**Instructions for the task:** All of the lines below are to be printed again exactly; images are excluded from the output.

======== Rows ========

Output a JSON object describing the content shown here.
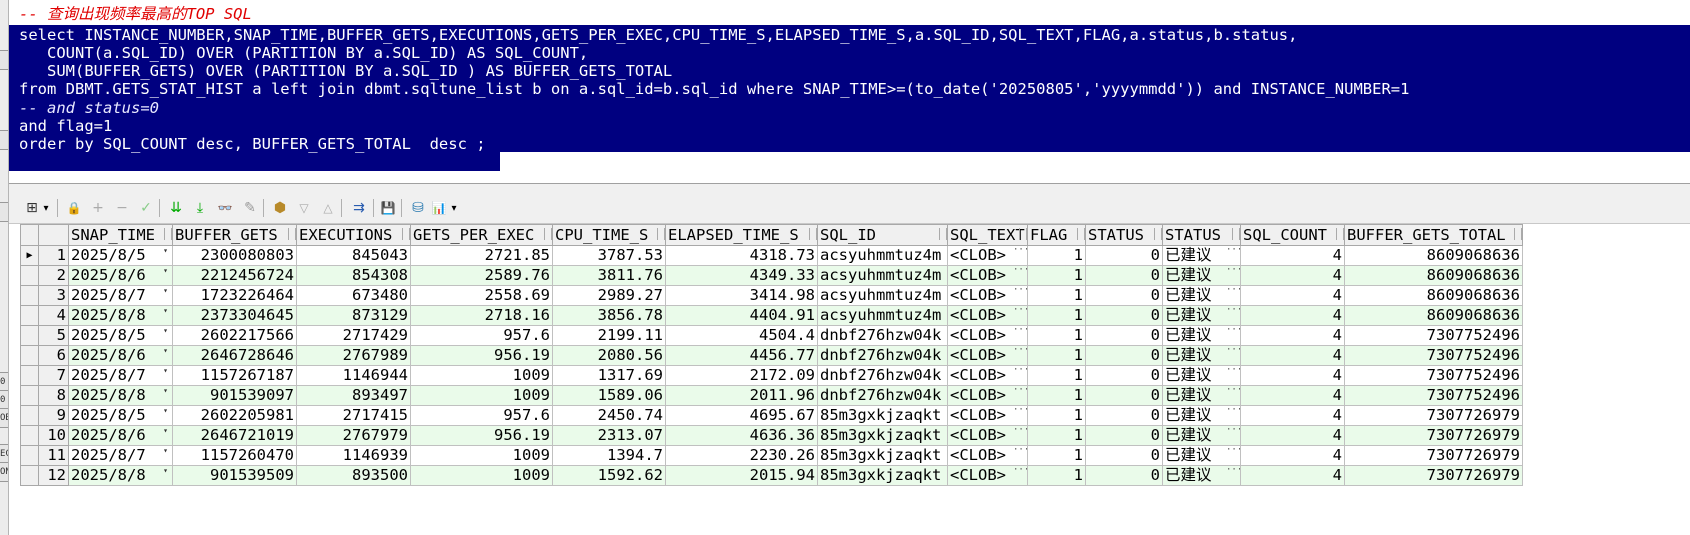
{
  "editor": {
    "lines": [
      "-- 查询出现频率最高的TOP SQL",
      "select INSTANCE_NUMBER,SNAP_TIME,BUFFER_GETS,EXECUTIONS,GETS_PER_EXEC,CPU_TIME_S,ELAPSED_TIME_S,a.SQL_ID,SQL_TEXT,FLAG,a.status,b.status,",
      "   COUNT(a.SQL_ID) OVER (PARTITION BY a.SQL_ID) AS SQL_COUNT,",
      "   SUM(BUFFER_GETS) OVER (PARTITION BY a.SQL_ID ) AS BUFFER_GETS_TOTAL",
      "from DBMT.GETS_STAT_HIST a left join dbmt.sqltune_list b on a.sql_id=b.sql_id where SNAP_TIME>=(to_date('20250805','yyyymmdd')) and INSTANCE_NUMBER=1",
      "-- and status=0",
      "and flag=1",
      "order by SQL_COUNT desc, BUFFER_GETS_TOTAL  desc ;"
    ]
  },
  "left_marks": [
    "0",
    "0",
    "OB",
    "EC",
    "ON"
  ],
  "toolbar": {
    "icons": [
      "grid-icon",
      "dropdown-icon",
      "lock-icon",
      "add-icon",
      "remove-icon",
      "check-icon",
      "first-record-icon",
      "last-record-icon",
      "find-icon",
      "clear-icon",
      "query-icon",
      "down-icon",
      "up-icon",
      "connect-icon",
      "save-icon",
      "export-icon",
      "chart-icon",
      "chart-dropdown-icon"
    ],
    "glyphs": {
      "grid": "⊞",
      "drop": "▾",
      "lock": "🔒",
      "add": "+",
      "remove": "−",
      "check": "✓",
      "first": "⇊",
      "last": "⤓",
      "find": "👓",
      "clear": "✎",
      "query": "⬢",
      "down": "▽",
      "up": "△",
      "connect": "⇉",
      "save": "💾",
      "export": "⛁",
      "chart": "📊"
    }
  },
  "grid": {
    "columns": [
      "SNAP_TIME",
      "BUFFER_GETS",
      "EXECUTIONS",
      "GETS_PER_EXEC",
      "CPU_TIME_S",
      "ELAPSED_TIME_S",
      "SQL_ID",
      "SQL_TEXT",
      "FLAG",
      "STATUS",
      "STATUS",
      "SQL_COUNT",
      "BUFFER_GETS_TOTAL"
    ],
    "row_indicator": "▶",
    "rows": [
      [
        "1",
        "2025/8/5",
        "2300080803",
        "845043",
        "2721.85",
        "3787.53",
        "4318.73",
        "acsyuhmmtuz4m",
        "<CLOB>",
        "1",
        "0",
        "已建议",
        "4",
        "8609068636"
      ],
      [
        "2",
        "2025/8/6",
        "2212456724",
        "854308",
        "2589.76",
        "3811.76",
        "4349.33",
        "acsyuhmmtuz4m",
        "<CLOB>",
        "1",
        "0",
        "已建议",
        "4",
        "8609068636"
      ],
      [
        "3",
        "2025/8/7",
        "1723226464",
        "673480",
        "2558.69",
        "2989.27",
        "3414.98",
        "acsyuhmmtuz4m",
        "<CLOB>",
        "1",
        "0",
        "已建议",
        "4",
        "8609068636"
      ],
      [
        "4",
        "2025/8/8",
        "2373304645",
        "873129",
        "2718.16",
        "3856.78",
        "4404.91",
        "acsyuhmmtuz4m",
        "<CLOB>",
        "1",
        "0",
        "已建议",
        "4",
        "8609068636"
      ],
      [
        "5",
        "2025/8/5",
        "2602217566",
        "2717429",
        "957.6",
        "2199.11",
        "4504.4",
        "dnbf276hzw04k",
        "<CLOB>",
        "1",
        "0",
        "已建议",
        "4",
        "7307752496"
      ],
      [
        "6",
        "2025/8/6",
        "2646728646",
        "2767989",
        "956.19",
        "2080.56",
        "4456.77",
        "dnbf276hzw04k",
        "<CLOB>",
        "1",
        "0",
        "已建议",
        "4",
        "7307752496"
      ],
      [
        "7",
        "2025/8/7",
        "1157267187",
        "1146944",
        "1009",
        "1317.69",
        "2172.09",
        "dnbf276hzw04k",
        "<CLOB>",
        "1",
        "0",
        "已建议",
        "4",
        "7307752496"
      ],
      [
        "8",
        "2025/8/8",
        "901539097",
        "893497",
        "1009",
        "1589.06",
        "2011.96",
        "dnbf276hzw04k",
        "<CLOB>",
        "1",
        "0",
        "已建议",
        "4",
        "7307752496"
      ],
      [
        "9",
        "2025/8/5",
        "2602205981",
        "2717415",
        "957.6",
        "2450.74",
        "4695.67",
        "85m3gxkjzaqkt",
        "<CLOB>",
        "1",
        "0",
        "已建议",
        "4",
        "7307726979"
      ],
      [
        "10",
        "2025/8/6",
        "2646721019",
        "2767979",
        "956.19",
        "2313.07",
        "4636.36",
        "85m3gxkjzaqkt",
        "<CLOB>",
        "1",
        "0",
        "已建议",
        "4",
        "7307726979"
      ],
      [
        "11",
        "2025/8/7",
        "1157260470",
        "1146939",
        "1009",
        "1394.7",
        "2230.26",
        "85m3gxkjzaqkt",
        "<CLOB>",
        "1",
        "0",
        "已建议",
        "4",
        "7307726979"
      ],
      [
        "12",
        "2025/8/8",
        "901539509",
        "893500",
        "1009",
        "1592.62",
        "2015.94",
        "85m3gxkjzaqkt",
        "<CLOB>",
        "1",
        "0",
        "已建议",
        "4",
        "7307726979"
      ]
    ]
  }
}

========

**Problem solution:**
Output a JSON object describing the content shown here.
{
  "editor": {
    "lines": [
      "-- 查询出现频率最高的TOP SQL",
      "select INSTANCE_NUMBER,SNAP_TIME,BUFFER_GETS,EXECUTIONS,GETS_PER_EXEC,CPU_TIME_S,ELAPSED_TIME_S,a.SQL_ID,SQL_TEXT,FLAG,a.status,b.status,",
      "   COUNT(a.SQL_ID) OVER (PARTITION BY a.SQL_ID) AS SQL_COUNT,",
      "   SUM(BUFFER_GETS) OVER (PARTITION BY a.SQL_ID ) AS BUFFER_GETS_TOTAL",
      "from DBMT.GETS_STAT_HIST a left join dbmt.sqltune_list b on a.sql_id=b.sql_id where SNAP_TIME>=(to_date('20250805','yyyymmdd')) and INSTANCE_NUMBER=1",
      "-- and status=0",
      "and flag=1",
      "order by SQL_COUNT desc, BUFFER_GETS_TOTAL  desc ;"
    ]
  },
  "left_marks": [
    "0",
    "0",
    "OB",
    "EC",
    "ON"
  ],
  "toolbar": {
    "icons": [
      "grid-icon",
      "dropdown-icon",
      "lock-icon",
      "add-icon",
      "remove-icon",
      "check-icon",
      "first-record-icon",
      "last-record-icon",
      "find-icon",
      "clear-icon",
      "query-icon",
      "down-icon",
      "up-icon",
      "connect-icon",
      "save-icon",
      "export-icon",
      "chart-icon",
      "chart-dropdown-icon"
    ],
    "glyphs": {
      "grid": "⊞",
      "drop": "▾",
      "lock": "🔒",
      "add": "+",
      "remove": "−",
      "check": "✓",
      "first": "⇊",
      "last": "⤓",
      "find": "👓",
      "clear": "✎",
      "query": "⬢",
      "down": "▽",
      "up": "△",
      "connect": "⇉",
      "save": "💾",
      "export": "⛁",
      "chart": "📊"
    }
  },
  "grid": {
    "columns": [
      "SNAP_TIME",
      "BUFFER_GETS",
      "EXECUTIONS",
      "GETS_PER_EXEC",
      "CPU_TIME_S",
      "ELAPSED_TIME_S",
      "SQL_ID",
      "SQL_TEXT",
      "FLAG",
      "STATUS",
      "STATUS",
      "SQL_COUNT",
      "BUFFER_GETS_TOTAL"
    ],
    "row_indicator": "▶",
    "rows": [
      [
        "1",
        "2025/8/5",
        "2300080803",
        "845043",
        "2721.85",
        "3787.53",
        "4318.73",
        "acsyuhmmtuz4m",
        "<CLOB>",
        "1",
        "0",
        "已建议",
        "4",
        "8609068636"
      ],
      [
        "2",
        "2025/8/6",
        "2212456724",
        "854308",
        "2589.76",
        "3811.76",
        "4349.33",
        "acsyuhmmtuz4m",
        "<CLOB>",
        "1",
        "0",
        "已建议",
        "4",
        "8609068636"
      ],
      [
        "3",
        "2025/8/7",
        "1723226464",
        "673480",
        "2558.69",
        "2989.27",
        "3414.98",
        "acsyuhmmtuz4m",
        "<CLOB>",
        "1",
        "0",
        "已建议",
        "4",
        "8609068636"
      ],
      [
        "4",
        "2025/8/8",
        "2373304645",
        "873129",
        "2718.16",
        "3856.78",
        "4404.91",
        "acsyuhmmtuz4m",
        "<CLOB>",
        "1",
        "0",
        "已建议",
        "4",
        "8609068636"
      ],
      [
        "5",
        "2025/8/5",
        "2602217566",
        "2717429",
        "957.6",
        "2199.11",
        "4504.4",
        "dnbf276hzw04k",
        "<CLOB>",
        "1",
        "0",
        "已建议",
        "4",
        "7307752496"
      ],
      [
        "6",
        "2025/8/6",
        "2646728646",
        "2767989",
        "956.19",
        "2080.56",
        "4456.77",
        "dnbf276hzw04k",
        "<CLOB>",
        "1",
        "0",
        "已建议",
        "4",
        "7307752496"
      ],
      [
        "7",
        "2025/8/7",
        "1157267187",
        "1146944",
        "1009",
        "1317.69",
        "2172.09",
        "dnbf276hzw04k",
        "<CLOB>",
        "1",
        "0",
        "已建议",
        "4",
        "7307752496"
      ],
      [
        "8",
        "2025/8/8",
        "901539097",
        "893497",
        "1009",
        "1589.06",
        "2011.96",
        "dnbf276hzw04k",
        "<CLOB>",
        "1",
        "0",
        "已建议",
        "4",
        "7307752496"
      ],
      [
        "9",
        "2025/8/5",
        "2602205981",
        "2717415",
        "957.6",
        "2450.74",
        "4695.67",
        "85m3gxkjzaqkt",
        "<CLOB>",
        "1",
        "0",
        "已建议",
        "4",
        "7307726979"
      ],
      [
        "10",
        "2025/8/6",
        "2646721019",
        "2767979",
        "956.19",
        "2313.07",
        "4636.36",
        "85m3gxkjzaqkt",
        "<CLOB>",
        "1",
        "0",
        "已建议",
        "4",
        "7307726979"
      ],
      [
        "11",
        "2025/8/7",
        "1157260470",
        "1146939",
        "1009",
        "1394.7",
        "2230.26",
        "85m3gxkjzaqkt",
        "<CLOB>",
        "1",
        "0",
        "已建议",
        "4",
        "7307726979"
      ],
      [
        "12",
        "2025/8/8",
        "901539509",
        "893500",
        "1009",
        "1592.62",
        "2015.94",
        "85m3gxkjzaqkt",
        "<CLOB>",
        "1",
        "0",
        "已建议",
        "4",
        "7307726979"
      ]
    ]
  }
}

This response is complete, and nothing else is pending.